→ What you have to do
Without the pictures, return all of the material exactly as written.

→ Records
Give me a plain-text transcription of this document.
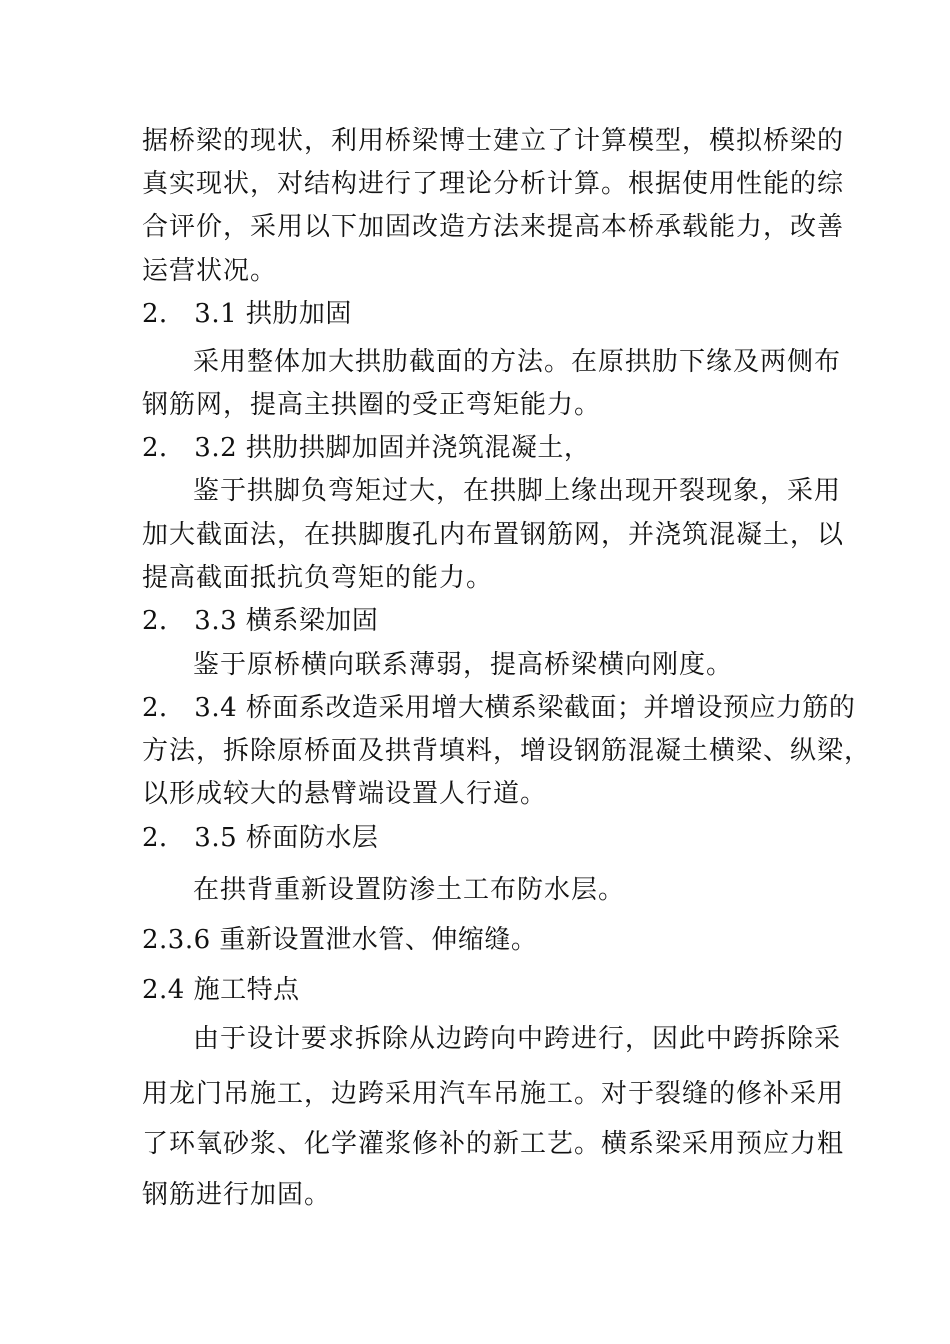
据桥梁的现状，利用桥梁博士建立了计算模型，模拟桥梁的
真实现状，对结构进行了理论分析计算。根据使用性能的综
合评价，采用以下加固改造方法来提高本桥承载能力，改善
运营状况。
2． 3.1 拱肋加固
采用整体加大拱肋截面的方法。在原拱肋下缘及两侧布
钢筋网，提高主拱圈的受正弯矩能力。
2． 3.2 拱肋拱脚加固并浇筑混凝土，
鉴于拱脚负弯矩过大，在拱脚上缘出现开裂现象，采用
加大截面法，在拱脚腹孔内布置钢筋网，并浇筑混凝土，以
提高截面抵抗负弯矩的能力。
2． 3.3 横系梁加固
鉴于原桥横向联系薄弱，提高桥梁横向刚度。
2． 3.4 桥面系改造采用增大横系梁截面；并增设预应力筋的
方法，拆除原桥面及拱背填料，增设钢筋混凝土横梁、纵梁，
以形成较大的悬臂端设置人行道。
2． 3.5 桥面防水层
在拱背重新设置防渗土工布防水层。
2.3.6 重新设置泄水管、伸缩缝。
2.4 施工特点
由于设计要求拆除从边跨向中跨进行，因此中跨拆除采
用龙门吊施工，边跨采用汽车吊施工。对于裂缝的修补采用
了环氧砂浆、化学灌浆修补的新工艺。横系梁采用预应力粗
钢筋进行加固。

→ Solution for this task
Give me a plain-text transcription of this document.
据桥梁的现状，利用桥梁博士建立了计算模型，模拟桥梁的
真实现状，对结构进行了理论分析计算。根据使用性能的综
合评价，采用以下加固改造方法来提高本桥承载能力，改善
运营状况。
2． 3.1 拱肋加固
采用整体加大拱肋截面的方法。在原拱肋下缘及两侧布
钢筋网，提高主拱圈的受正弯矩能力。
2． 3.2 拱肋拱脚加固并浇筑混凝土，
鉴于拱脚负弯矩过大，在拱脚上缘出现开裂现象，采用
加大截面法，在拱脚腹孔内布置钢筋网，并浇筑混凝土，以
提高截面抵抗负弯矩的能力。
2． 3.3 横系梁加固
鉴于原桥横向联系薄弱，提高桥梁横向刚度。
2． 3.4 桥面系改造采用增大横系梁截面；并增设预应力筋的
方法，拆除原桥面及拱背填料，增设钢筋混凝土横梁、纵梁，
以形成较大的悬臂端设置人行道。
2． 3.5 桥面防水层
在拱背重新设置防渗土工布防水层。
2.3.6 重新设置泄水管、伸缩缝。
2.4 施工特点
由于设计要求拆除从边跨向中跨进行，因此中跨拆除采
用龙门吊施工，边跨采用汽车吊施工。对于裂缝的修补采用
了环氧砂浆、化学灌浆修补的新工艺。横系梁采用预应力粗
钢筋进行加固。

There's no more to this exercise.